**Listed entries**
* BEGIN *

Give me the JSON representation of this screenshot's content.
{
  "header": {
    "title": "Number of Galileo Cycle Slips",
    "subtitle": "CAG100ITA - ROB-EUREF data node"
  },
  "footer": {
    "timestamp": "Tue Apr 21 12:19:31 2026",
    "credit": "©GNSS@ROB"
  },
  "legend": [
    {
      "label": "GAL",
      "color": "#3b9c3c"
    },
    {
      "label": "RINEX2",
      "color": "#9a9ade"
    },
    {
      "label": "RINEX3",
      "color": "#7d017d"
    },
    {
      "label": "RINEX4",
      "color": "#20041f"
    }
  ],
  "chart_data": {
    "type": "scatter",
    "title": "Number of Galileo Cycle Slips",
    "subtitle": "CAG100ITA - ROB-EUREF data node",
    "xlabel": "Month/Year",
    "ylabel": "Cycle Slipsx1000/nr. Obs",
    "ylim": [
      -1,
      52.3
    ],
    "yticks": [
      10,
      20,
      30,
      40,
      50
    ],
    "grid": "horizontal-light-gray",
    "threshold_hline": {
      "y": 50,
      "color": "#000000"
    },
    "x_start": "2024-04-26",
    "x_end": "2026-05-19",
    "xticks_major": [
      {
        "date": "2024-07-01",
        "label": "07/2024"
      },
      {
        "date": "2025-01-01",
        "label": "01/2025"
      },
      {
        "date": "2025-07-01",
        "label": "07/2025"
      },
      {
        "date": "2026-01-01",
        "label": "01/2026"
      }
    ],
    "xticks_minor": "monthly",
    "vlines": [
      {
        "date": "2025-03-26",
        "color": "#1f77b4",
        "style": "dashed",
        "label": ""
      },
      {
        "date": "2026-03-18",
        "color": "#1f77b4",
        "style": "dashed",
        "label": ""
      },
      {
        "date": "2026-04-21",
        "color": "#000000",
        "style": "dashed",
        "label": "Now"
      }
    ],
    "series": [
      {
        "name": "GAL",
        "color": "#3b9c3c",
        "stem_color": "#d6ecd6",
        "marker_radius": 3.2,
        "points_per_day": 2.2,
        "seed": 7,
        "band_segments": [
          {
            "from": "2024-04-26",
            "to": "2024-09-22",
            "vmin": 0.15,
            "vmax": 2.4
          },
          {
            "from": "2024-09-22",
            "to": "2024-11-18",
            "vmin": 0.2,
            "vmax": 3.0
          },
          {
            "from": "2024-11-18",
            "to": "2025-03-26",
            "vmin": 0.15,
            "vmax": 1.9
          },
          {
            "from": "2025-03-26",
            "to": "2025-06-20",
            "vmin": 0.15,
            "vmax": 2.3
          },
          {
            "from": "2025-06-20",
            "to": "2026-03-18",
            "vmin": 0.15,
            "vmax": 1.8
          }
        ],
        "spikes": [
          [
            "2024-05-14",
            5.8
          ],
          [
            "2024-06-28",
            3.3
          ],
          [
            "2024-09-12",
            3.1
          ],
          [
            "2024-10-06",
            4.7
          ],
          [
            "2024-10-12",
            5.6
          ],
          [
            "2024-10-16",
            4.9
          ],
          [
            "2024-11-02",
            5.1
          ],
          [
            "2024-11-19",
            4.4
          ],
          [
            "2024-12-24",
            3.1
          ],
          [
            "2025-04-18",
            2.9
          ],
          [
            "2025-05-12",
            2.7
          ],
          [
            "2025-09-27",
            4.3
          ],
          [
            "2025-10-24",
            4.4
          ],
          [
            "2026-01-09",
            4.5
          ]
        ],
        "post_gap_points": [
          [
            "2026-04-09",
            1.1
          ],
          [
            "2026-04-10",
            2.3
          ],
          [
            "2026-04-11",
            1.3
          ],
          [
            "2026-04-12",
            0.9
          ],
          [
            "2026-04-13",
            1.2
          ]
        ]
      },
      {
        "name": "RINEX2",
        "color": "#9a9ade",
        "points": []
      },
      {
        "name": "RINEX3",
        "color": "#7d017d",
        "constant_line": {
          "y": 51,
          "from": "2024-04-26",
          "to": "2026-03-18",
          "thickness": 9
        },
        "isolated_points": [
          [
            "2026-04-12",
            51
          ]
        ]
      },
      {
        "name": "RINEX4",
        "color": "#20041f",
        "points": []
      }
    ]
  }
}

* END *

**Problem statement**
Where a line above holds the string "subtitle", show that line.

**Exercise result**
    "subtitle": "CAG100ITA - ROB-EUREF data node"
    "subtitle": "CAG100ITA - ROB-EUREF data node",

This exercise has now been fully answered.